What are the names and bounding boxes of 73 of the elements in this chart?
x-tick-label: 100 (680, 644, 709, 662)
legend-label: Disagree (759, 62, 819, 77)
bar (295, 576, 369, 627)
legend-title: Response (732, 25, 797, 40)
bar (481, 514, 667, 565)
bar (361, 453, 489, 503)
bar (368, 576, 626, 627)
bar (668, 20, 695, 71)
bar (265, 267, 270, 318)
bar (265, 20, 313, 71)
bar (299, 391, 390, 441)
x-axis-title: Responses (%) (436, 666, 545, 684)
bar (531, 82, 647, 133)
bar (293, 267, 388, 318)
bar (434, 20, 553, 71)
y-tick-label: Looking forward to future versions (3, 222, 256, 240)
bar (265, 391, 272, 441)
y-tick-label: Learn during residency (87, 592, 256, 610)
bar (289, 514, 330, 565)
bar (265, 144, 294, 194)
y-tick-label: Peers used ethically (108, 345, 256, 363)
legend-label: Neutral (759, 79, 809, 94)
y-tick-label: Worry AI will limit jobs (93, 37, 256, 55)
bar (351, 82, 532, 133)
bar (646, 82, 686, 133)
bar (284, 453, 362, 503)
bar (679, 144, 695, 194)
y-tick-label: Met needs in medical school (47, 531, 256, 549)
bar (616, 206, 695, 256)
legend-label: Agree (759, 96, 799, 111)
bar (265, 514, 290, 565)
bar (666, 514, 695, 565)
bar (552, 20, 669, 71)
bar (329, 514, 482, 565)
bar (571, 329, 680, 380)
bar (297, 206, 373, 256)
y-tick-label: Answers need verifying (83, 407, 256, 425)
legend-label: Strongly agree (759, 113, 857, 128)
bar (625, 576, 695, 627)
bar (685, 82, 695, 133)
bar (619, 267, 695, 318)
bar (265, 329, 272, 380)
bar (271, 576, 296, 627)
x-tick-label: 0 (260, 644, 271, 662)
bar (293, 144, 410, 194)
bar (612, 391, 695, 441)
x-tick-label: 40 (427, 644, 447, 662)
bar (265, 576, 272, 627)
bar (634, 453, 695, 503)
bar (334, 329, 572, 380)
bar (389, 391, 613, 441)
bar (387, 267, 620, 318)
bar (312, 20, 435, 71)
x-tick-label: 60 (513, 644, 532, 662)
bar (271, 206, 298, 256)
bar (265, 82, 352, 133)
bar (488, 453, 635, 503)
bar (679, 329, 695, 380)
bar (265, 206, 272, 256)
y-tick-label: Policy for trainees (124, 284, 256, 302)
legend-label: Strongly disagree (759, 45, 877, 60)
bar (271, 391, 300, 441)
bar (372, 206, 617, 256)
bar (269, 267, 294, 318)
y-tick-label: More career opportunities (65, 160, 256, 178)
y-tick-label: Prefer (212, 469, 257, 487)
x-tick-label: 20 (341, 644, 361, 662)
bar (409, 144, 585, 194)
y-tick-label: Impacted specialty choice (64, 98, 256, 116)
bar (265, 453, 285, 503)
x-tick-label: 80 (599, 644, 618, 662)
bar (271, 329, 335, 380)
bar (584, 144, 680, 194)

^^^^

TASK DETAILS:
Rewrite the listing above, replacing "Neutral" with "Undecided" and keeping everything else the same.

ANSWER IN FULL:
What are the names and bounding boxes of 73 of the elements in this chart?
x-tick-label: 100 (680, 644, 709, 662)
legend-label: Disagree (759, 62, 819, 77)
bar (295, 576, 369, 627)
legend-title: Response (732, 25, 797, 40)
bar (481, 514, 667, 565)
bar (361, 453, 489, 503)
bar (368, 576, 626, 627)
bar (668, 20, 695, 71)
bar (265, 267, 270, 318)
bar (265, 20, 313, 71)
bar (299, 391, 390, 441)
x-axis-title: Responses (%) (436, 666, 545, 684)
bar (531, 82, 647, 133)
bar (293, 267, 388, 318)
bar (434, 20, 553, 71)
y-tick-label: Looking forward to future versions (3, 222, 256, 240)
bar (265, 391, 272, 441)
y-tick-label: Learn during residency (87, 592, 256, 610)
bar (289, 514, 330, 565)
bar (265, 144, 294, 194)
y-tick-label: Peers used ethically (108, 345, 256, 363)
legend-label: Undecided (759, 79, 809, 94)
y-tick-label: Worry AI will limit jobs (93, 37, 256, 55)
bar (351, 82, 532, 133)
bar (646, 82, 686, 133)
bar (284, 453, 362, 503)
bar (679, 144, 695, 194)
y-tick-label: Met needs in medical school (47, 531, 256, 549)
bar (616, 206, 695, 256)
legend-label: Agree (759, 96, 799, 111)
bar (265, 514, 290, 565)
bar (666, 514, 695, 565)
bar (552, 20, 669, 71)
bar (329, 514, 482, 565)
bar (571, 329, 680, 380)
bar (297, 206, 373, 256)
y-tick-label: Answers need verifying (83, 407, 256, 425)
legend-label: Strongly agree (759, 113, 857, 128)
bar (625, 576, 695, 627)
bar (685, 82, 695, 133)
bar (619, 267, 695, 318)
bar (265, 329, 272, 380)
bar (271, 576, 296, 627)
x-tick-label: 0 (260, 644, 271, 662)
bar (293, 144, 410, 194)
bar (612, 391, 695, 441)
x-tick-label: 40 (427, 644, 447, 662)
bar (265, 576, 272, 627)
bar (634, 453, 695, 503)
bar (334, 329, 572, 380)
bar (389, 391, 613, 441)
bar (387, 267, 620, 318)
bar (312, 20, 435, 71)
x-tick-label: 60 (513, 644, 532, 662)
bar (271, 206, 298, 256)
bar (265, 82, 352, 133)
bar (488, 453, 635, 503)
bar (679, 329, 695, 380)
bar (265, 206, 272, 256)
y-tick-label: Policy for trainees (124, 284, 256, 302)
legend-label: Strongly disagree (759, 45, 877, 60)
bar (271, 391, 300, 441)
bar (372, 206, 617, 256)
bar (269, 267, 294, 318)
y-tick-label: More career opportunities (65, 160, 256, 178)
y-tick-label: Prefer (212, 469, 257, 487)
x-tick-label: 20 (341, 644, 361, 662)
bar (409, 144, 585, 194)
y-tick-label: Impacted specialty choice (64, 98, 256, 116)
bar (265, 453, 285, 503)
x-tick-label: 80 (599, 644, 618, 662)
bar (271, 329, 335, 380)
bar (584, 144, 680, 194)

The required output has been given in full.